Count lines holding the string "this" in the data that follows. Reply with one number only.

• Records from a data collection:
● ● ● ● ●

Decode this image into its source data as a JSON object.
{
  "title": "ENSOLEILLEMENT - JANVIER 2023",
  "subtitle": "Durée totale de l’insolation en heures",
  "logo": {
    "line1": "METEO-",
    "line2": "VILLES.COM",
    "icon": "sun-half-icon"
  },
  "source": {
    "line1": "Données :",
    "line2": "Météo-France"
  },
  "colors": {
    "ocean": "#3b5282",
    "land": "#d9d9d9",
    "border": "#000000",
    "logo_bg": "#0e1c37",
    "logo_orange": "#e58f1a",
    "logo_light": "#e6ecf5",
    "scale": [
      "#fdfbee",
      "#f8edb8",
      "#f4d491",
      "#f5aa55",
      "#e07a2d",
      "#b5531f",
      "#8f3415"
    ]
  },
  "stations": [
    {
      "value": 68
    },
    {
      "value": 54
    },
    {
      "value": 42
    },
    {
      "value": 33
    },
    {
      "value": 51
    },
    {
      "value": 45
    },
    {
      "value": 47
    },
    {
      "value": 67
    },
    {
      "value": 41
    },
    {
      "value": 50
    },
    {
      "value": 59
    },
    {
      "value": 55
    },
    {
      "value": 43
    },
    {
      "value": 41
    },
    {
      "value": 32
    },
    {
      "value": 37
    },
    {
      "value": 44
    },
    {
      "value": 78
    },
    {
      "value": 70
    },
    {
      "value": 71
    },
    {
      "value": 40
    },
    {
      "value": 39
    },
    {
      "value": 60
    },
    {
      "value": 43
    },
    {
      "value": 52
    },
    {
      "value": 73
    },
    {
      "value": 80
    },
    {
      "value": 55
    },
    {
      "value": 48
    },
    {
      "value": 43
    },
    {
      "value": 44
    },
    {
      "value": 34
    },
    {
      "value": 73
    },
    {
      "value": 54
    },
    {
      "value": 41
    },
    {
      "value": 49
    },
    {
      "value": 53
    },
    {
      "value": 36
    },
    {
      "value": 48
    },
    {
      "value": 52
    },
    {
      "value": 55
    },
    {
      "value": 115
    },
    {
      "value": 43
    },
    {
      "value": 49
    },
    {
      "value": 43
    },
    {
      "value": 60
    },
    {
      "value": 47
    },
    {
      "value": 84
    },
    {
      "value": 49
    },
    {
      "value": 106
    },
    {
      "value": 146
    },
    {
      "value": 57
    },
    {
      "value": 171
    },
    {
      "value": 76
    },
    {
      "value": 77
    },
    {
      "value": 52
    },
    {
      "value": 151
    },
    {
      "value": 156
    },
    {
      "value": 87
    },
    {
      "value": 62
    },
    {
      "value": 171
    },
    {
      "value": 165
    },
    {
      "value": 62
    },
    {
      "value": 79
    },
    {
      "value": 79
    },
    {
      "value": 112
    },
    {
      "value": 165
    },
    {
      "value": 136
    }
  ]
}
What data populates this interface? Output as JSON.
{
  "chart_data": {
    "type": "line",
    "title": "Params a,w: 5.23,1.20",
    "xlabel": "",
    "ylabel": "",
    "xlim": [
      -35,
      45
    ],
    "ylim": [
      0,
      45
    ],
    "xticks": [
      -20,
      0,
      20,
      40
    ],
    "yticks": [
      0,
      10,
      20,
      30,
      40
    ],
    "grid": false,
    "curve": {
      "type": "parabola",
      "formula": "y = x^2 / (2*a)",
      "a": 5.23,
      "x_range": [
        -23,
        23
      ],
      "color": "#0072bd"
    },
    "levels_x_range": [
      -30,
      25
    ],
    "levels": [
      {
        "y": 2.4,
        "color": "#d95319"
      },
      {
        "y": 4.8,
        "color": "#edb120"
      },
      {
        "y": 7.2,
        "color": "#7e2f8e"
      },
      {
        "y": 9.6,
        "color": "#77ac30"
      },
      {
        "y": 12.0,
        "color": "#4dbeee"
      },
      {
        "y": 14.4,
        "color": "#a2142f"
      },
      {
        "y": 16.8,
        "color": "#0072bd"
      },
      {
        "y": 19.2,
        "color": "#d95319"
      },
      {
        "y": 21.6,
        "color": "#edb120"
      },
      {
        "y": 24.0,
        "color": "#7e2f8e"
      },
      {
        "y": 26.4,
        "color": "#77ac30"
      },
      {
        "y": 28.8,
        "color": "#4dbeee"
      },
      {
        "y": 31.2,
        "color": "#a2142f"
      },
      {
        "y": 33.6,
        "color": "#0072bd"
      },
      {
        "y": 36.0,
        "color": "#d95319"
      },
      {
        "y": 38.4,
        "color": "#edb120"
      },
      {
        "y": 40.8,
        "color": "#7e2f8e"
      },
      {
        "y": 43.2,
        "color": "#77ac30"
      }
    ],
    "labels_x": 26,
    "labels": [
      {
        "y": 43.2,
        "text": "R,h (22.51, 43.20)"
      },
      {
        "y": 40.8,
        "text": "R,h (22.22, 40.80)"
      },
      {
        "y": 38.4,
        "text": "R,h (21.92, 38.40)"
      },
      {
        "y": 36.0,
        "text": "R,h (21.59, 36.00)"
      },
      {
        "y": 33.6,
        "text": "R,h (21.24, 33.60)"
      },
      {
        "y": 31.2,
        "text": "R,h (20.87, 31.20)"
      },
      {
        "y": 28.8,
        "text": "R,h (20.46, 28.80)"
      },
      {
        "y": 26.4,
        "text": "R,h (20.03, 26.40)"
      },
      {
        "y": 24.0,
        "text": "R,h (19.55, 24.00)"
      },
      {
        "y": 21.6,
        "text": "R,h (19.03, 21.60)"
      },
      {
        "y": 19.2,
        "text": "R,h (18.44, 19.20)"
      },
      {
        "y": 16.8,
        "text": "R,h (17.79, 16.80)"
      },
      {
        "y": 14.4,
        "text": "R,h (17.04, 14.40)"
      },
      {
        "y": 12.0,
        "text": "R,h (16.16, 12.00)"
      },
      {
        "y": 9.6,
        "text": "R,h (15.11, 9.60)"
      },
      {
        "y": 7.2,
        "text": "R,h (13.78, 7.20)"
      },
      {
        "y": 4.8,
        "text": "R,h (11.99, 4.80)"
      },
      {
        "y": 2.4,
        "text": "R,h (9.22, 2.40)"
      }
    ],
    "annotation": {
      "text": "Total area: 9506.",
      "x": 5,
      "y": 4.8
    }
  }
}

● ● ● ● ●

• The output:
2